### EXTRACTED INFORMATION
▶
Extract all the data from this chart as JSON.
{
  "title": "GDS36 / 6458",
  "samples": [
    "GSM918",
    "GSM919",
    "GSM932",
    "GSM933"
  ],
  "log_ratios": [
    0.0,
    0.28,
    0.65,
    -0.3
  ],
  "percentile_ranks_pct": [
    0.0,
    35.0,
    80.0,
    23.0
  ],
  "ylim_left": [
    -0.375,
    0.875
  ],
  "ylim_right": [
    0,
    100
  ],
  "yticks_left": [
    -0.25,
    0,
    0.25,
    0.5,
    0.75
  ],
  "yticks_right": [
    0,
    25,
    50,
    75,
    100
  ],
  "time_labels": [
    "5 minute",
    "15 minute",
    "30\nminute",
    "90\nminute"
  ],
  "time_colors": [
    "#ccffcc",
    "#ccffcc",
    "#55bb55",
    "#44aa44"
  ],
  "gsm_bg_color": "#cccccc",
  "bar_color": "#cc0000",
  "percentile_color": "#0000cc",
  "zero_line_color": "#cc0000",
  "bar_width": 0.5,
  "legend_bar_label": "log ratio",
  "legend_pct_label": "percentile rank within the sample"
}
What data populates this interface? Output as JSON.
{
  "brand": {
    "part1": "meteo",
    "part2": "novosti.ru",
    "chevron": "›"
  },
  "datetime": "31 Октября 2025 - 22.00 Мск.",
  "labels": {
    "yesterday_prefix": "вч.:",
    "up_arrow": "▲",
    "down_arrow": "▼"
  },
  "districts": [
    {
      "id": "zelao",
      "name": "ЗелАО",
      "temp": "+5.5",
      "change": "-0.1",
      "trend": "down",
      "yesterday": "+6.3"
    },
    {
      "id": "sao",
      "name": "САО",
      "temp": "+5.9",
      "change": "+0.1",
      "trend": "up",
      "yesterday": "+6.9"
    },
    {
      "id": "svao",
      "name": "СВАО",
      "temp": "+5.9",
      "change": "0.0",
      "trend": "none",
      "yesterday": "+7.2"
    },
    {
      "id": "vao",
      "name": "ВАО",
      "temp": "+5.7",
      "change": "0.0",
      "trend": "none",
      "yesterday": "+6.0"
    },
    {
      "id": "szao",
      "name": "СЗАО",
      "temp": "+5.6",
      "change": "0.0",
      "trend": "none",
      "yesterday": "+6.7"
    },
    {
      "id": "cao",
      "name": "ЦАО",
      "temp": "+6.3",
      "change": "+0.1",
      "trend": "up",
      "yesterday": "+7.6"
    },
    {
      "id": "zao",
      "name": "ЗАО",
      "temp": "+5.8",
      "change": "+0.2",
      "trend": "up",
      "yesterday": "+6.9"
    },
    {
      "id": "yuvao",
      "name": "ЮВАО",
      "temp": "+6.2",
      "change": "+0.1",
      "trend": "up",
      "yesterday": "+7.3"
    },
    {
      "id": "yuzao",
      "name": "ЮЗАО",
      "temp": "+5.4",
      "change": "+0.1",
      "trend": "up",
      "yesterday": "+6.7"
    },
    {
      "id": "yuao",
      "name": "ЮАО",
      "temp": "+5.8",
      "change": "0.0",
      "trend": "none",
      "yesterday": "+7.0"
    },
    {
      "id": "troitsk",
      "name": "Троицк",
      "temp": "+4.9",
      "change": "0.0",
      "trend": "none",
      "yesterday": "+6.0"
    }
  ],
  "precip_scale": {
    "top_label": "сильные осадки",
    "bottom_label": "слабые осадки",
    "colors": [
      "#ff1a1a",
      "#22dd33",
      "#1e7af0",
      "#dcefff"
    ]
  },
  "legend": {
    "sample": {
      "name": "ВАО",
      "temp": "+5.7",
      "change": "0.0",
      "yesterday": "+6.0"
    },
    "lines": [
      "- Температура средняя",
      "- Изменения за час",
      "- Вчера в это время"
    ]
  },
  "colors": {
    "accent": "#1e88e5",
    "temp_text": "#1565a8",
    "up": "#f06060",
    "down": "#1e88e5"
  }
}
◀
### TASK PROMPT
Find the string "JSON" in the entries above and return each line that holds it.

### COMPLETE ANSWER
Extract all the data from this chart as JSON.
What data populates this interface? Output as JSON.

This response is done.